### WHAT IS NEEDED
Restate the whole listing word for word. Pictures are left out.

### Records excerpted from a collection
┄┄┄┄┄┄┄┄┄┄┄┄┄┄┄┄┄┄┄┄

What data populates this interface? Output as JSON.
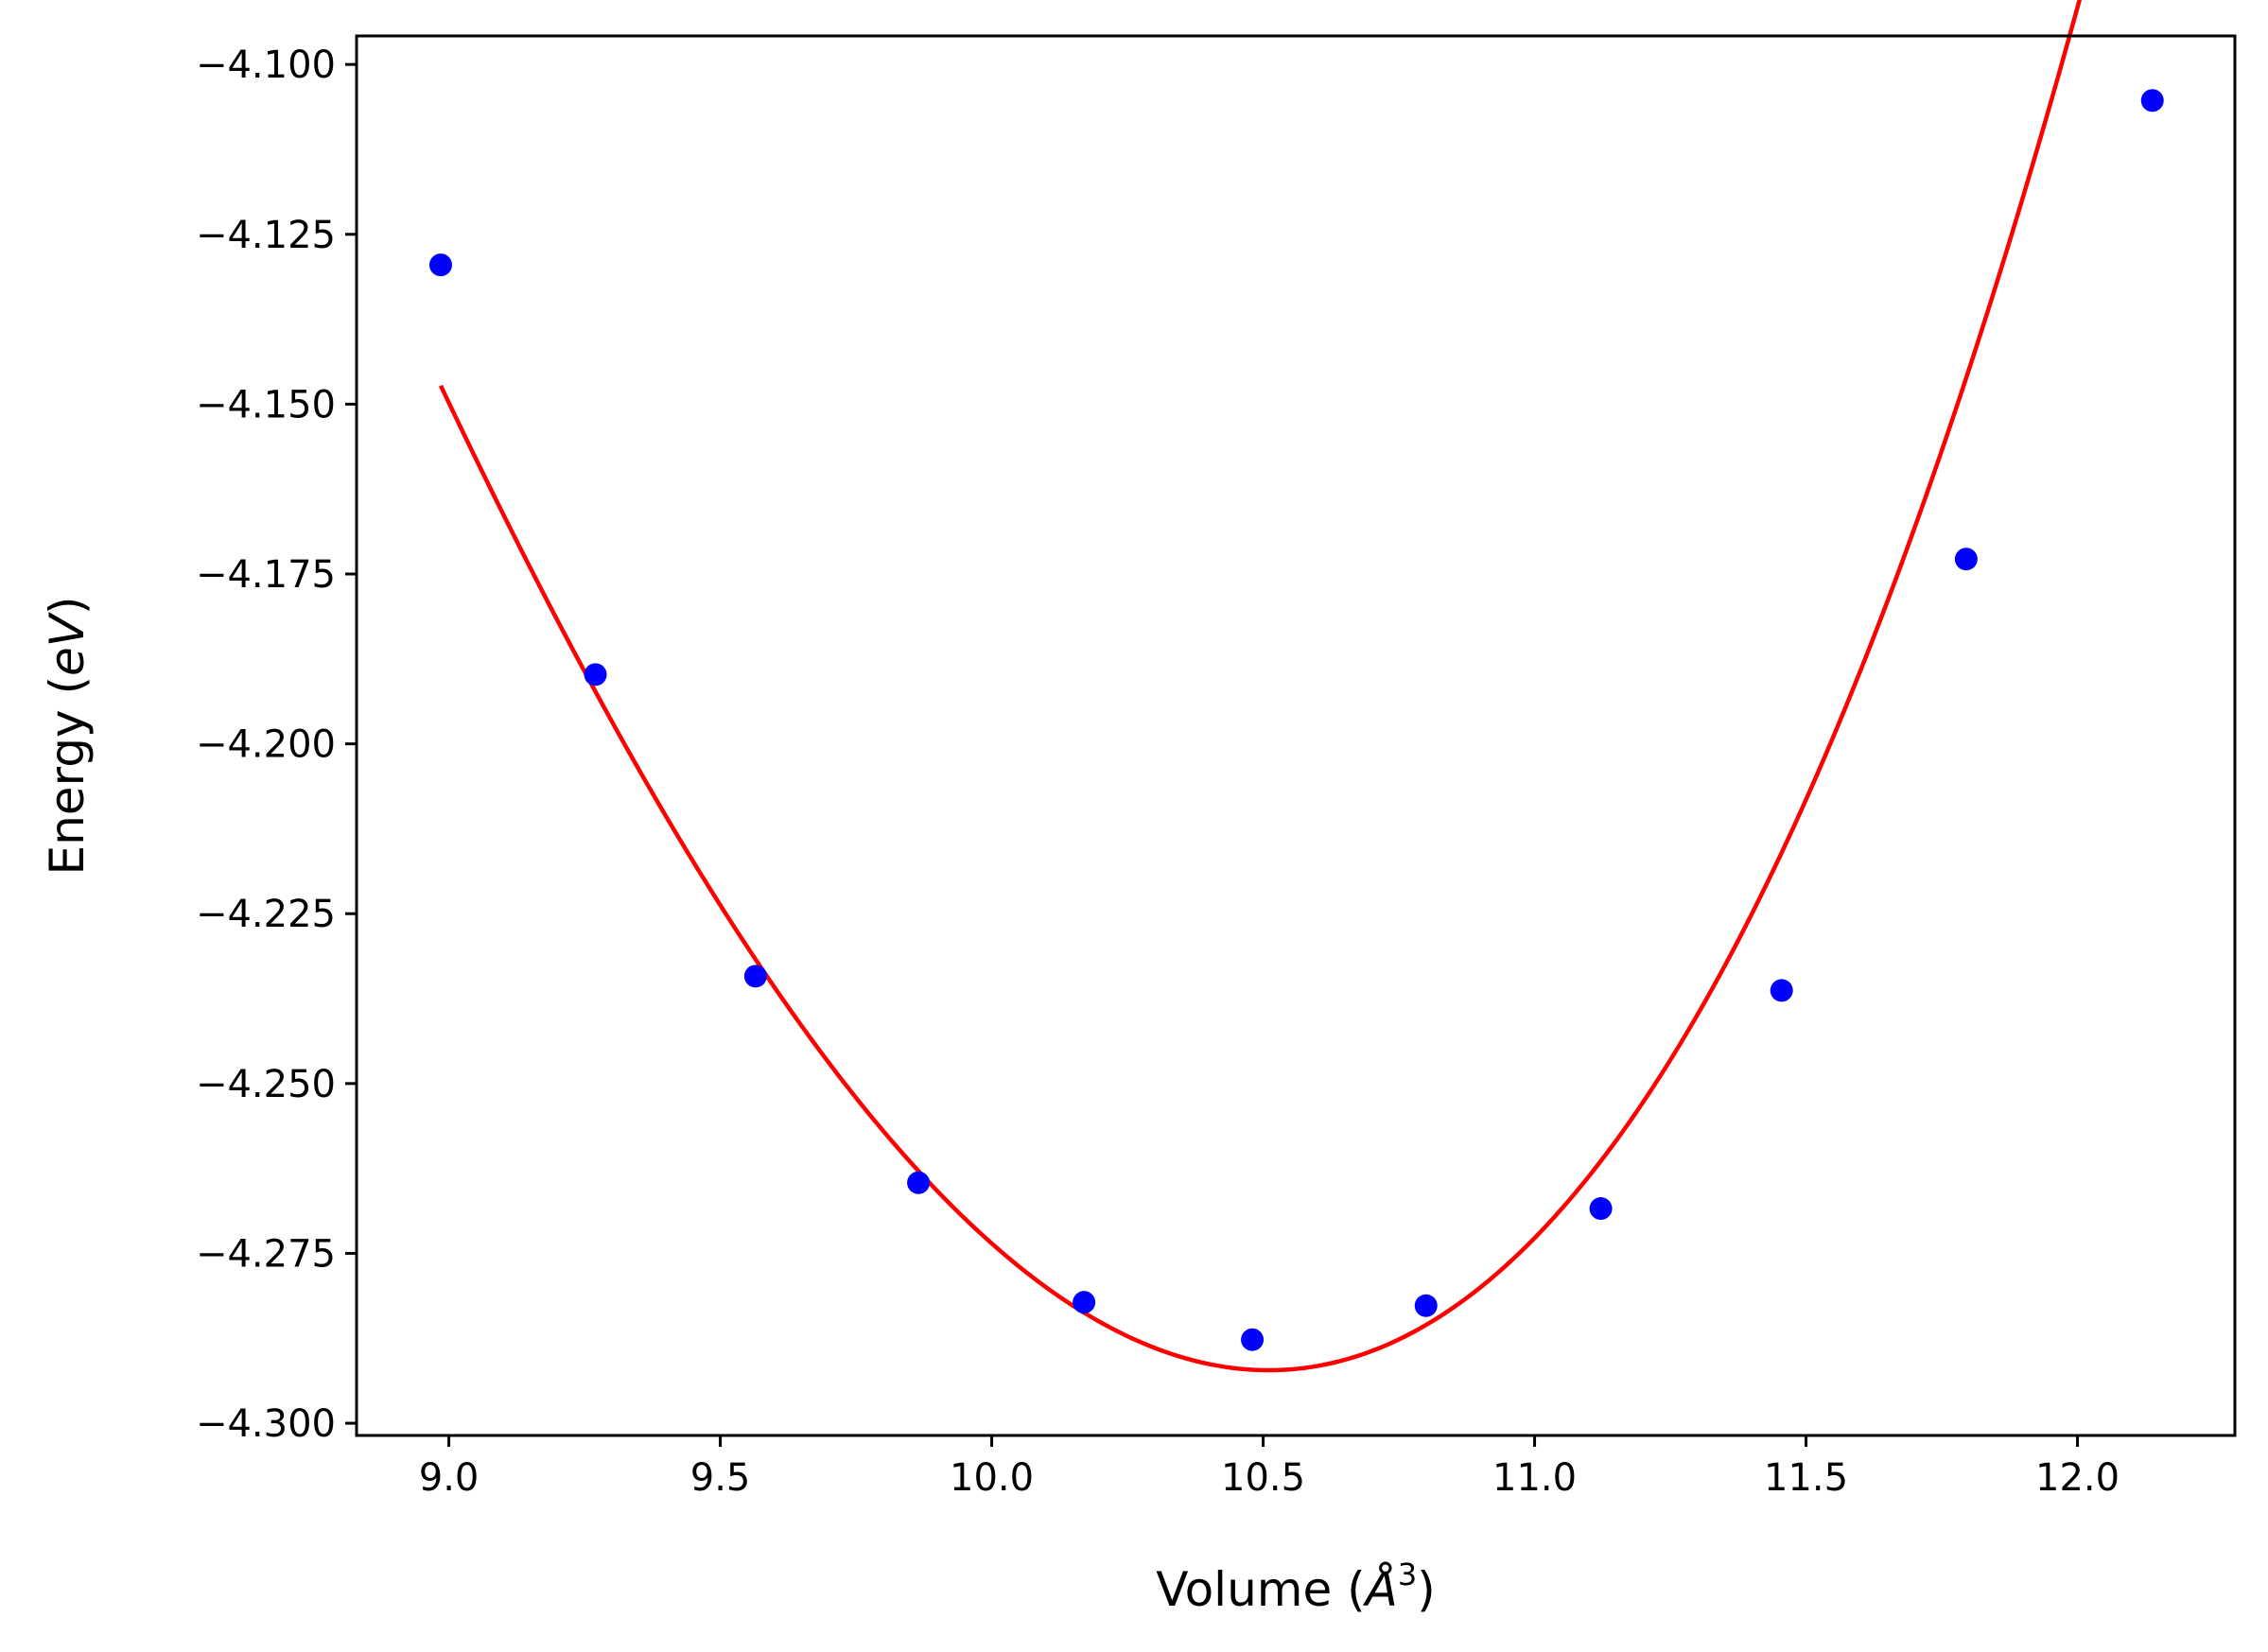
{
  "chart_data": {
    "type": "scatter",
    "title": "",
    "xlabel": {
      "pre": "Volume (",
      "symbol": "Å",
      "sup": "3",
      "post": ")"
    },
    "ylabel": {
      "pre": "Energy (",
      "italic": "eV",
      "post": ")"
    },
    "xlim": [
      8.83,
      12.29
    ],
    "ylim": [
      -4.3018,
      -4.0958
    ],
    "xticks": [
      9.0,
      9.5,
      10.0,
      10.5,
      11.0,
      11.5,
      12.0
    ],
    "xtick_labels": [
      "9.0",
      "9.5",
      "10.0",
      "10.5",
      "11.0",
      "11.5",
      "12.0"
    ],
    "yticks": [
      -4.1,
      -4.125,
      -4.15,
      -4.175,
      -4.2,
      -4.225,
      -4.25,
      -4.275,
      -4.3
    ],
    "ytick_labels": [
      "−4.100",
      "−4.125",
      "−4.150",
      "−4.175",
      "−4.200",
      "−4.225",
      "−4.250",
      "−4.275",
      "−4.300"
    ],
    "grid": false,
    "series": [
      {
        "kind": "scatter",
        "color": "#0000ff",
        "x": [
          8.985,
          9.27,
          9.565,
          9.865,
          10.17,
          10.48,
          10.8,
          11.122,
          11.455,
          11.795,
          12.138
        ],
        "y": [
          -4.1295,
          -4.1898,
          -4.2342,
          -4.2646,
          -4.2822,
          -4.2877,
          -4.2827,
          -4.2684,
          -4.2363,
          -4.1728,
          -4.1053
        ]
      },
      {
        "kind": "line",
        "color": "#ff0000",
        "fit": {
          "v0": 10.51,
          "e0": -4.2922,
          "a": 0.0765,
          "b": 0.0093
        },
        "x_range": [
          8.985,
          12.138
        ]
      }
    ]
  }
}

┄┄┄┄┄┄┄┄┄┄┄┄┄┄┄┄┄┄┄┄

### WRITTEN REPLY
What data populates this interface? Output as JSON.
{
  "chart_data": {
    "type": "scatter",
    "title": "",
    "xlabel": {
      "pre": "Volume (",
      "symbol": "Å",
      "sup": "3",
      "post": ")"
    },
    "ylabel": {
      "pre": "Energy (",
      "italic": "eV",
      "post": ")"
    },
    "xlim": [
      8.83,
      12.29
    ],
    "ylim": [
      -4.3018,
      -4.0958
    ],
    "xticks": [
      9.0,
      9.5,
      10.0,
      10.5,
      11.0,
      11.5,
      12.0
    ],
    "xtick_labels": [
      "9.0",
      "9.5",
      "10.0",
      "10.5",
      "11.0",
      "11.5",
      "12.0"
    ],
    "yticks": [
      -4.1,
      -4.125,
      -4.15,
      -4.175,
      -4.2,
      -4.225,
      -4.25,
      -4.275,
      -4.3
    ],
    "ytick_labels": [
      "−4.100",
      "−4.125",
      "−4.150",
      "−4.175",
      "−4.200",
      "−4.225",
      "−4.250",
      "−4.275",
      "−4.300"
    ],
    "grid": false,
    "series": [
      {
        "kind": "scatter",
        "color": "#0000ff",
        "x": [
          8.985,
          9.27,
          9.565,
          9.865,
          10.17,
          10.48,
          10.8,
          11.122,
          11.455,
          11.795,
          12.138
        ],
        "y": [
          -4.1295,
          -4.1898,
          -4.2342,
          -4.2646,
          -4.2822,
          -4.2877,
          -4.2827,
          -4.2684,
          -4.2363,
          -4.1728,
          -4.1053
        ]
      },
      {
        "kind": "line",
        "color": "#ff0000",
        "fit": {
          "v0": 10.51,
          "e0": -4.2922,
          "a": 0.0765,
          "b": 0.0093
        },
        "x_range": [
          8.985,
          12.138
        ]
      }
    ]
  }
}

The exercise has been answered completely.